● **TASK INPUTS**:

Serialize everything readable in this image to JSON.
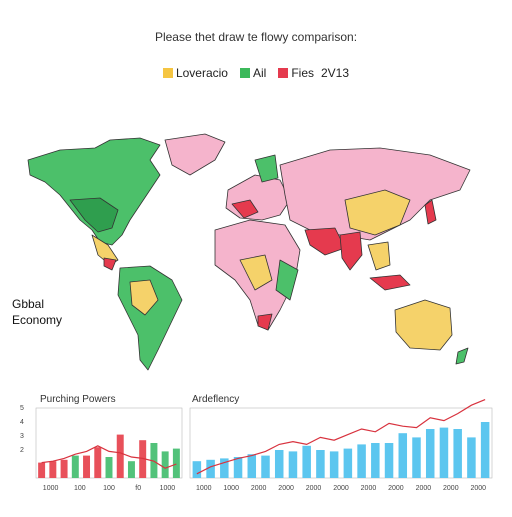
{
  "title": "Please thet draw te flowy comparison:",
  "legend": {
    "items": [
      {
        "label": "Loveracio",
        "color": "#f5c542"
      },
      {
        "label": "Ail",
        "color": "#3cb95b"
      },
      {
        "label": "Fies",
        "color": "#e53a4e"
      }
    ],
    "year": "2V13"
  },
  "map_label": {
    "line1": "Gbbal",
    "line2": "Economy"
  },
  "colors": {
    "yellow": "#f5d26a",
    "green": "#4cc06a",
    "pink": "#f5b4cc",
    "red": "#e53a4e",
    "sea": "#ffffff",
    "outline": "#333333",
    "bar_blue": "#5cc6ef",
    "bar_red": "#e8505a",
    "bar_green": "#52c27a",
    "line": "#d8323e"
  },
  "chart_data": [
    {
      "type": "bar",
      "title": "Purching Powers",
      "ylim": [
        0,
        5
      ],
      "y_ticks": [
        "5",
        "4",
        "3",
        "2"
      ],
      "x_ticks": [
        "1000",
        "100",
        "100",
        "f0",
        "1000"
      ],
      "values": [
        1.1,
        1.2,
        1.3,
        1.6,
        1.6,
        2.2,
        1.5,
        3.1,
        1.2,
        2.7,
        2.5,
        1.9,
        2.1
      ],
      "bar_colors": [
        "red",
        "red",
        "red",
        "green",
        "red",
        "red",
        "green",
        "red",
        "green",
        "red",
        "green",
        "green",
        "green"
      ],
      "line": [
        1.1,
        1.2,
        1.4,
        1.7,
        1.9,
        2.3,
        1.9,
        1.8,
        1.5,
        1.4,
        1.2,
        0.7,
        1.0
      ]
    },
    {
      "type": "bar",
      "title": "Ardeflency",
      "ylim": [
        0,
        5
      ],
      "x_ticks": [
        "1000",
        "1000",
        "2000",
        "2000",
        "2000",
        "2000",
        "2000",
        "2000",
        "2000",
        "2000",
        "2000"
      ],
      "values": [
        1.2,
        1.3,
        1.4,
        1.5,
        1.7,
        1.6,
        2.0,
        1.9,
        2.3,
        2.0,
        1.9,
        2.1,
        2.4,
        2.5,
        2.5,
        3.2,
        2.9,
        3.5,
        3.6,
        3.5,
        2.9,
        4.0
      ],
      "bar_colors": [
        "blue",
        "blue",
        "blue",
        "blue",
        "blue",
        "blue",
        "blue",
        "blue",
        "blue",
        "blue",
        "blue",
        "blue",
        "blue",
        "blue",
        "blue",
        "blue",
        "blue",
        "blue",
        "blue",
        "blue",
        "blue",
        "blue"
      ],
      "line": [
        0.3,
        0.8,
        1.1,
        1.4,
        1.6,
        1.9,
        2.4,
        2.6,
        2.4,
        2.9,
        2.7,
        3.1,
        3.5,
        3.3,
        3.9,
        3.7,
        3.6,
        4.3,
        4.1,
        4.6,
        5.2,
        5.6
      ]
    }
  ]
}
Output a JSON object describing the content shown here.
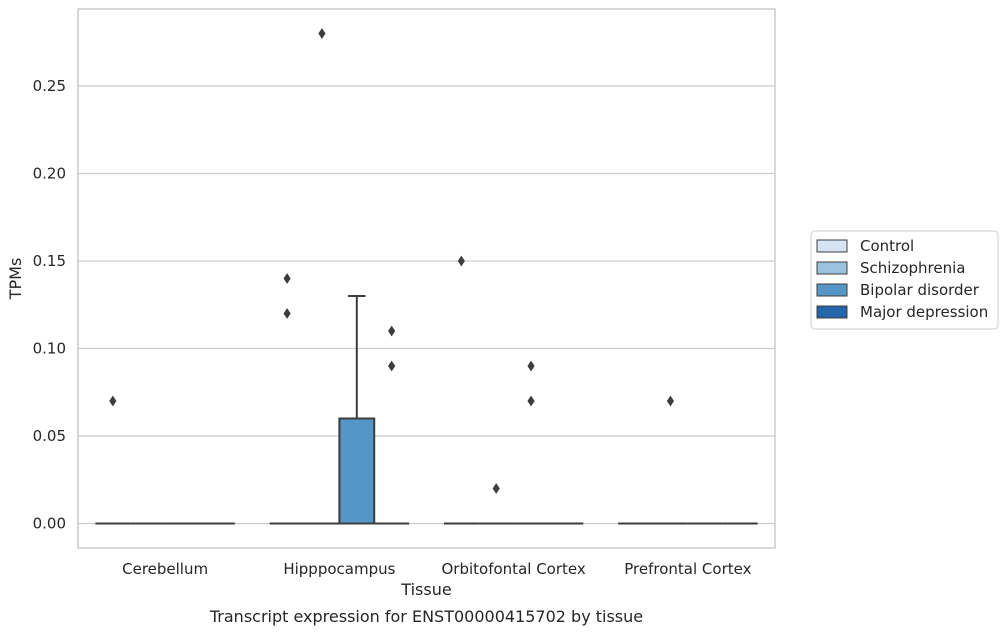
{
  "chart_data": {
    "type": "box",
    "title": "",
    "caption": "Transcript expression for ENST00000415702 by tissue",
    "xlabel": "Tissue",
    "ylabel": "TPMs",
    "ylim": [
      -0.014,
      0.294
    ],
    "yticks": [
      "0.00",
      "0.05",
      "0.10",
      "0.15",
      "0.20",
      "0.25"
    ],
    "ytick_values": [
      0,
      0.05,
      0.1,
      0.15,
      0.2,
      0.25
    ],
    "grid": true,
    "legend_position": "right",
    "categories": [
      "Cerebellum",
      "Hipppocampus",
      "Orbitofontal Cortex",
      "Prefrontal Cortex"
    ],
    "series": [
      {
        "name": "Control",
        "color": "#d4e4f2",
        "boxes": [
          {
            "q1": 0,
            "median": 0,
            "q3": 0,
            "whisker_low": 0,
            "whisker_high": 0,
            "outliers": [
              0.07
            ]
          },
          {
            "q1": 0,
            "median": 0,
            "q3": 0,
            "whisker_low": 0,
            "whisker_high": 0,
            "outliers": [
              0.14,
              0.12
            ]
          },
          {
            "q1": 0,
            "median": 0,
            "q3": 0,
            "whisker_low": 0,
            "whisker_high": 0,
            "outliers": [
              0.15
            ]
          },
          {
            "q1": 0,
            "median": 0,
            "q3": 0,
            "whisker_low": 0,
            "whisker_high": 0,
            "outliers": []
          }
        ]
      },
      {
        "name": "Schizophrenia",
        "color": "#9ac4dd",
        "boxes": [
          {
            "q1": 0,
            "median": 0,
            "q3": 0,
            "whisker_low": 0,
            "whisker_high": 0,
            "outliers": []
          },
          {
            "q1": 0,
            "median": 0,
            "q3": 0,
            "whisker_low": 0,
            "whisker_high": 0,
            "outliers": [
              0.28
            ]
          },
          {
            "q1": 0,
            "median": 0,
            "q3": 0,
            "whisker_low": 0,
            "whisker_high": 0,
            "outliers": [
              0.02
            ]
          },
          {
            "q1": 0,
            "median": 0,
            "q3": 0,
            "whisker_low": 0,
            "whisker_high": 0,
            "outliers": [
              0.07
            ]
          }
        ]
      },
      {
        "name": "Bipolar disorder",
        "color": "#5496c6",
        "boxes": [
          {
            "q1": 0,
            "median": 0,
            "q3": 0,
            "whisker_low": 0,
            "whisker_high": 0,
            "outliers": []
          },
          {
            "q1": 0,
            "median": 0,
            "q3": 0.06,
            "whisker_low": 0,
            "whisker_high": 0.13,
            "outliers": []
          },
          {
            "q1": 0,
            "median": 0,
            "q3": 0,
            "whisker_low": 0,
            "whisker_high": 0,
            "outliers": [
              0.09,
              0.07
            ]
          },
          {
            "q1": 0,
            "median": 0,
            "q3": 0,
            "whisker_low": 0,
            "whisker_high": 0,
            "outliers": []
          }
        ]
      },
      {
        "name": "Major depression",
        "color": "#2466a8",
        "boxes": [
          {
            "q1": 0,
            "median": 0,
            "q3": 0,
            "whisker_low": 0,
            "whisker_high": 0,
            "outliers": []
          },
          {
            "q1": 0,
            "median": 0,
            "q3": 0,
            "whisker_low": 0,
            "whisker_high": 0,
            "outliers": [
              0.11,
              0.09
            ]
          },
          {
            "q1": 0,
            "median": 0,
            "q3": 0,
            "whisker_low": 0,
            "whisker_high": 0,
            "outliers": []
          },
          {
            "q1": 0,
            "median": 0,
            "q3": 0,
            "whisker_low": 0,
            "whisker_high": 0,
            "outliers": []
          }
        ]
      }
    ]
  }
}
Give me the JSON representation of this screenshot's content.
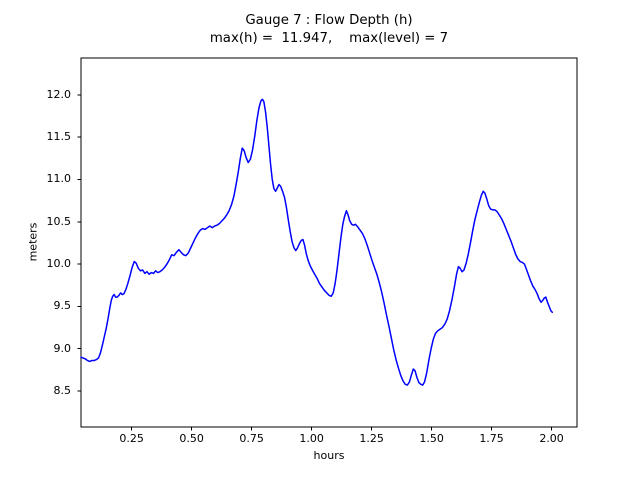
{
  "figure": {
    "background": "#ffffff",
    "text_color": "#000000",
    "spine_color": "#000000"
  },
  "chart_data": {
    "type": "line",
    "title": "Gauge 7 : Flow Depth (h)",
    "subtitle": "max(h) =  11.947,    max(level) = 7",
    "xlabel": "hours",
    "ylabel": "meters",
    "stats": {
      "max_h": "11.947",
      "max_level": "7"
    },
    "grid": false,
    "legend": null,
    "xlim": [
      0.039,
      2.106
    ],
    "ylim": [
      8.075,
      12.435
    ],
    "x_ticks": [
      0.25,
      0.5,
      0.75,
      1.0,
      1.25,
      1.5,
      1.75,
      2.0
    ],
    "x_tick_labels": [
      "0.25",
      "0.50",
      "0.75",
      "1.00",
      "1.25",
      "1.50",
      "1.75",
      "2.00"
    ],
    "y_ticks": [
      8.5,
      9.0,
      9.5,
      10.0,
      10.5,
      11.0,
      11.5,
      12.0
    ],
    "y_tick_labels": [
      "8.5",
      "9.0",
      "9.5",
      "10.0",
      "10.5",
      "11.0",
      "11.5",
      "12.0"
    ],
    "series": [
      {
        "name": "flow-depth-h",
        "color": "#0000ff",
        "points": [
          [
            0.039,
            8.9
          ],
          [
            0.048,
            8.89
          ],
          [
            0.057,
            8.88
          ],
          [
            0.066,
            8.86
          ],
          [
            0.075,
            8.85
          ],
          [
            0.084,
            8.86
          ],
          [
            0.093,
            8.86
          ],
          [
            0.102,
            8.87
          ],
          [
            0.112,
            8.89
          ],
          [
            0.12,
            8.95
          ],
          [
            0.128,
            9.04
          ],
          [
            0.136,
            9.14
          ],
          [
            0.144,
            9.24
          ],
          [
            0.152,
            9.36
          ],
          [
            0.159,
            9.48
          ],
          [
            0.165,
            9.57
          ],
          [
            0.171,
            9.62
          ],
          [
            0.177,
            9.64
          ],
          [
            0.183,
            9.61
          ],
          [
            0.19,
            9.61
          ],
          [
            0.197,
            9.63
          ],
          [
            0.204,
            9.66
          ],
          [
            0.211,
            9.64
          ],
          [
            0.218,
            9.65
          ],
          [
            0.226,
            9.7
          ],
          [
            0.234,
            9.77
          ],
          [
            0.243,
            9.86
          ],
          [
            0.252,
            9.96
          ],
          [
            0.261,
            10.03
          ],
          [
            0.269,
            10.01
          ],
          [
            0.278,
            9.95
          ],
          [
            0.287,
            9.92
          ],
          [
            0.296,
            9.93
          ],
          [
            0.305,
            9.89
          ],
          [
            0.314,
            9.91
          ],
          [
            0.323,
            9.88
          ],
          [
            0.332,
            9.9
          ],
          [
            0.341,
            9.89
          ],
          [
            0.35,
            9.92
          ],
          [
            0.359,
            9.9
          ],
          [
            0.368,
            9.91
          ],
          [
            0.377,
            9.93
          ],
          [
            0.387,
            9.96
          ],
          [
            0.397,
            10.0
          ],
          [
            0.407,
            10.05
          ],
          [
            0.417,
            10.11
          ],
          [
            0.427,
            10.1
          ],
          [
            0.437,
            10.14
          ],
          [
            0.447,
            10.17
          ],
          [
            0.456,
            10.14
          ],
          [
            0.466,
            10.11
          ],
          [
            0.476,
            10.1
          ],
          [
            0.486,
            10.13
          ],
          [
            0.496,
            10.19
          ],
          [
            0.506,
            10.25
          ],
          [
            0.516,
            10.31
          ],
          [
            0.526,
            10.36
          ],
          [
            0.536,
            10.4
          ],
          [
            0.546,
            10.42
          ],
          [
            0.556,
            10.41
          ],
          [
            0.566,
            10.43
          ],
          [
            0.576,
            10.45
          ],
          [
            0.586,
            10.43
          ],
          [
            0.596,
            10.45
          ],
          [
            0.606,
            10.46
          ],
          [
            0.616,
            10.48
          ],
          [
            0.626,
            10.51
          ],
          [
            0.636,
            10.54
          ],
          [
            0.646,
            10.58
          ],
          [
            0.656,
            10.63
          ],
          [
            0.666,
            10.7
          ],
          [
            0.676,
            10.8
          ],
          [
            0.686,
            10.95
          ],
          [
            0.695,
            11.1
          ],
          [
            0.703,
            11.25
          ],
          [
            0.711,
            11.37
          ],
          [
            0.719,
            11.34
          ],
          [
            0.727,
            11.26
          ],
          [
            0.736,
            11.2
          ],
          [
            0.745,
            11.24
          ],
          [
            0.754,
            11.35
          ],
          [
            0.763,
            11.51
          ],
          [
            0.772,
            11.7
          ],
          [
            0.781,
            11.85
          ],
          [
            0.789,
            11.93
          ],
          [
            0.795,
            11.947
          ],
          [
            0.801,
            11.92
          ],
          [
            0.808,
            11.8
          ],
          [
            0.815,
            11.62
          ],
          [
            0.822,
            11.4
          ],
          [
            0.829,
            11.18
          ],
          [
            0.836,
            11.0
          ],
          [
            0.843,
            10.89
          ],
          [
            0.85,
            10.86
          ],
          [
            0.857,
            10.9
          ],
          [
            0.864,
            10.94
          ],
          [
            0.871,
            10.92
          ],
          [
            0.879,
            10.86
          ],
          [
            0.887,
            10.79
          ],
          [
            0.895,
            10.67
          ],
          [
            0.903,
            10.52
          ],
          [
            0.911,
            10.38
          ],
          [
            0.919,
            10.26
          ],
          [
            0.927,
            10.19
          ],
          [
            0.934,
            10.16
          ],
          [
            0.941,
            10.19
          ],
          [
            0.949,
            10.24
          ],
          [
            0.957,
            10.28
          ],
          [
            0.964,
            10.29
          ],
          [
            0.971,
            10.22
          ],
          [
            0.978,
            10.12
          ],
          [
            0.986,
            10.04
          ],
          [
            0.994,
            9.98
          ],
          [
            1.003,
            9.93
          ],
          [
            1.013,
            9.88
          ],
          [
            1.023,
            9.83
          ],
          [
            1.033,
            9.77
          ],
          [
            1.043,
            9.73
          ],
          [
            1.053,
            9.69
          ],
          [
            1.063,
            9.66
          ],
          [
            1.073,
            9.63
          ],
          [
            1.082,
            9.62
          ],
          [
            1.09,
            9.66
          ],
          [
            1.098,
            9.77
          ],
          [
            1.106,
            9.93
          ],
          [
            1.114,
            10.12
          ],
          [
            1.122,
            10.31
          ],
          [
            1.13,
            10.47
          ],
          [
            1.138,
            10.57
          ],
          [
            1.145,
            10.63
          ],
          [
            1.152,
            10.58
          ],
          [
            1.159,
            10.51
          ],
          [
            1.167,
            10.47
          ],
          [
            1.175,
            10.46
          ],
          [
            1.183,
            10.47
          ],
          [
            1.192,
            10.44
          ],
          [
            1.202,
            10.4
          ],
          [
            1.212,
            10.36
          ],
          [
            1.222,
            10.3
          ],
          [
            1.232,
            10.22
          ],
          [
            1.242,
            10.13
          ],
          [
            1.252,
            10.04
          ],
          [
            1.262,
            9.96
          ],
          [
            1.272,
            9.88
          ],
          [
            1.282,
            9.78
          ],
          [
            1.292,
            9.67
          ],
          [
            1.302,
            9.54
          ],
          [
            1.312,
            9.4
          ],
          [
            1.322,
            9.27
          ],
          [
            1.332,
            9.13
          ],
          [
            1.342,
            8.99
          ],
          [
            1.352,
            8.87
          ],
          [
            1.362,
            8.77
          ],
          [
            1.372,
            8.68
          ],
          [
            1.381,
            8.62
          ],
          [
            1.39,
            8.58
          ],
          [
            1.399,
            8.57
          ],
          [
            1.408,
            8.61
          ],
          [
            1.417,
            8.7
          ],
          [
            1.424,
            8.76
          ],
          [
            1.431,
            8.74
          ],
          [
            1.439,
            8.66
          ],
          [
            1.447,
            8.6
          ],
          [
            1.455,
            8.58
          ],
          [
            1.463,
            8.57
          ],
          [
            1.471,
            8.61
          ],
          [
            1.48,
            8.72
          ],
          [
            1.489,
            8.87
          ],
          [
            1.498,
            9.0
          ],
          [
            1.507,
            9.11
          ],
          [
            1.516,
            9.18
          ],
          [
            1.525,
            9.21
          ],
          [
            1.535,
            9.23
          ],
          [
            1.545,
            9.25
          ],
          [
            1.555,
            9.29
          ],
          [
            1.565,
            9.35
          ],
          [
            1.575,
            9.45
          ],
          [
            1.585,
            9.58
          ],
          [
            1.595,
            9.73
          ],
          [
            1.604,
            9.88
          ],
          [
            1.612,
            9.97
          ],
          [
            1.619,
            9.95
          ],
          [
            1.627,
            9.91
          ],
          [
            1.635,
            9.93
          ],
          [
            1.644,
            10.01
          ],
          [
            1.653,
            10.12
          ],
          [
            1.662,
            10.25
          ],
          [
            1.671,
            10.39
          ],
          [
            1.68,
            10.52
          ],
          [
            1.689,
            10.62
          ],
          [
            1.698,
            10.72
          ],
          [
            1.707,
            10.81
          ],
          [
            1.715,
            10.86
          ],
          [
            1.722,
            10.84
          ],
          [
            1.73,
            10.77
          ],
          [
            1.738,
            10.69
          ],
          [
            1.746,
            10.65
          ],
          [
            1.755,
            10.64
          ],
          [
            1.764,
            10.64
          ],
          [
            1.773,
            10.62
          ],
          [
            1.782,
            10.58
          ],
          [
            1.791,
            10.54
          ],
          [
            1.801,
            10.48
          ],
          [
            1.811,
            10.41
          ],
          [
            1.821,
            10.34
          ],
          [
            1.831,
            10.27
          ],
          [
            1.841,
            10.19
          ],
          [
            1.851,
            10.11
          ],
          [
            1.86,
            10.06
          ],
          [
            1.869,
            10.03
          ],
          [
            1.878,
            10.02
          ],
          [
            1.887,
            10.0
          ],
          [
            1.895,
            9.94
          ],
          [
            1.904,
            9.87
          ],
          [
            1.913,
            9.8
          ],
          [
            1.922,
            9.74
          ],
          [
            1.931,
            9.7
          ],
          [
            1.94,
            9.65
          ],
          [
            1.948,
            9.59
          ],
          [
            1.956,
            9.55
          ],
          [
            1.963,
            9.57
          ],
          [
            1.97,
            9.6
          ],
          [
            1.976,
            9.61
          ],
          [
            1.983,
            9.55
          ],
          [
            1.99,
            9.5
          ],
          [
            1.997,
            9.45
          ],
          [
            2.003,
            9.43
          ]
        ]
      }
    ]
  }
}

● **BRIEF**:
What is the number of lines holding the word "name"? State it alone.

● **REPLY TO THE EXERCISE**:
5